* [Data records]:
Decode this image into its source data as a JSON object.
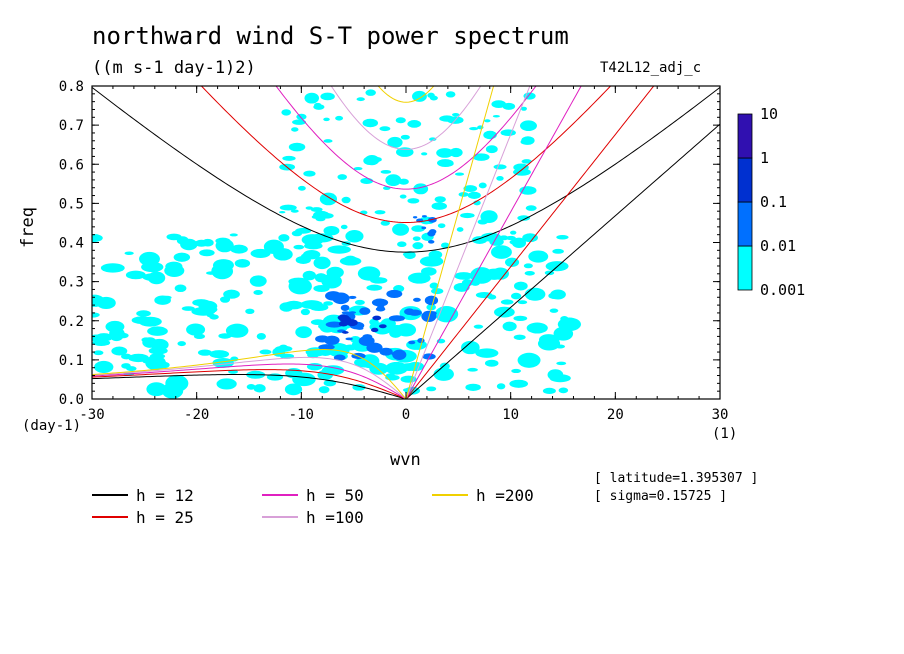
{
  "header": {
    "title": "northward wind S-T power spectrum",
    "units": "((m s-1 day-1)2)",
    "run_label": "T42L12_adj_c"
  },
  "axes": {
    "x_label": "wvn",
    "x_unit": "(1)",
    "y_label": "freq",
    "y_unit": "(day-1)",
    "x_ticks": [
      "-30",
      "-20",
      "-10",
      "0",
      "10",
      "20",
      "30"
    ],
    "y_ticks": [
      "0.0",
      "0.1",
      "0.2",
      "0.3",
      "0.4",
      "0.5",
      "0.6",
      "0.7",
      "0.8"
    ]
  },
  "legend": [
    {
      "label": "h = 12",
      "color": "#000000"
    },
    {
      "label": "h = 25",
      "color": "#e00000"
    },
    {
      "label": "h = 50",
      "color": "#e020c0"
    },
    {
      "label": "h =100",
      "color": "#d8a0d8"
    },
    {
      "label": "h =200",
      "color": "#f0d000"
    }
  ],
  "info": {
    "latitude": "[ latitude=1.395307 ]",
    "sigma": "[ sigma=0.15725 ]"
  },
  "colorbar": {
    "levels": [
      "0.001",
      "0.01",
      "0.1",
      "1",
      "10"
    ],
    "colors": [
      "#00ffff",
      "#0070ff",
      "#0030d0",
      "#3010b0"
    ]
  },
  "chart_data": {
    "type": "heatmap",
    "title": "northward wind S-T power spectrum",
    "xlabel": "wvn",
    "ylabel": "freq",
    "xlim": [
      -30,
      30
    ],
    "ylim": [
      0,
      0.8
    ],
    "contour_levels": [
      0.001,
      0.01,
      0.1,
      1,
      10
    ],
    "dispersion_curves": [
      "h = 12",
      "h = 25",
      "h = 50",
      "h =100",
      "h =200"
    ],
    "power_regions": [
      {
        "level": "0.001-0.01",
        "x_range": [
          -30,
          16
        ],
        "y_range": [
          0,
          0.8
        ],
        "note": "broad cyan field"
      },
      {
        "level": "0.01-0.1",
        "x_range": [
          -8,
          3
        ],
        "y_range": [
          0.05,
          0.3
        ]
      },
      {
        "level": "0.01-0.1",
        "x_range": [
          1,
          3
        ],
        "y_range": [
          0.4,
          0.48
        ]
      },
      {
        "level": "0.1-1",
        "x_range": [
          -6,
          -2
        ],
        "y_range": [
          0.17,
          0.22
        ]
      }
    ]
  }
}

* [Exercise goal]: Repeat the material above in full and exactly, apart from the pictures.

* [The reply]:
Decode this image into its source data as a JSON object.
{
  "header": {
    "title": "northward wind S-T power spectrum",
    "units": "((m s-1 day-1)2)",
    "run_label": "T42L12_adj_c"
  },
  "axes": {
    "x_label": "wvn",
    "x_unit": "(1)",
    "y_label": "freq",
    "y_unit": "(day-1)",
    "x_ticks": [
      "-30",
      "-20",
      "-10",
      "0",
      "10",
      "20",
      "30"
    ],
    "y_ticks": [
      "0.0",
      "0.1",
      "0.2",
      "0.3",
      "0.4",
      "0.5",
      "0.6",
      "0.7",
      "0.8"
    ]
  },
  "legend": [
    {
      "label": "h = 12",
      "color": "#000000"
    },
    {
      "label": "h = 25",
      "color": "#e00000"
    },
    {
      "label": "h = 50",
      "color": "#e020c0"
    },
    {
      "label": "h =100",
      "color": "#d8a0d8"
    },
    {
      "label": "h =200",
      "color": "#f0d000"
    }
  ],
  "info": {
    "latitude": "[ latitude=1.395307 ]",
    "sigma": "[ sigma=0.15725 ]"
  },
  "colorbar": {
    "levels": [
      "0.001",
      "0.01",
      "0.1",
      "1",
      "10"
    ],
    "colors": [
      "#00ffff",
      "#0070ff",
      "#0030d0",
      "#3010b0"
    ]
  },
  "chart_data": {
    "type": "heatmap",
    "title": "northward wind S-T power spectrum",
    "xlabel": "wvn",
    "ylabel": "freq",
    "xlim": [
      -30,
      30
    ],
    "ylim": [
      0,
      0.8
    ],
    "contour_levels": [
      0.001,
      0.01,
      0.1,
      1,
      10
    ],
    "dispersion_curves": [
      "h = 12",
      "h = 25",
      "h = 50",
      "h =100",
      "h =200"
    ],
    "power_regions": [
      {
        "level": "0.001-0.01",
        "x_range": [
          -30,
          16
        ],
        "y_range": [
          0,
          0.8
        ],
        "note": "broad cyan field"
      },
      {
        "level": "0.01-0.1",
        "x_range": [
          -8,
          3
        ],
        "y_range": [
          0.05,
          0.3
        ]
      },
      {
        "level": "0.01-0.1",
        "x_range": [
          1,
          3
        ],
        "y_range": [
          0.4,
          0.48
        ]
      },
      {
        "level": "0.1-1",
        "x_range": [
          -6,
          -2
        ],
        "y_range": [
          0.17,
          0.22
        ]
      }
    ]
  }
}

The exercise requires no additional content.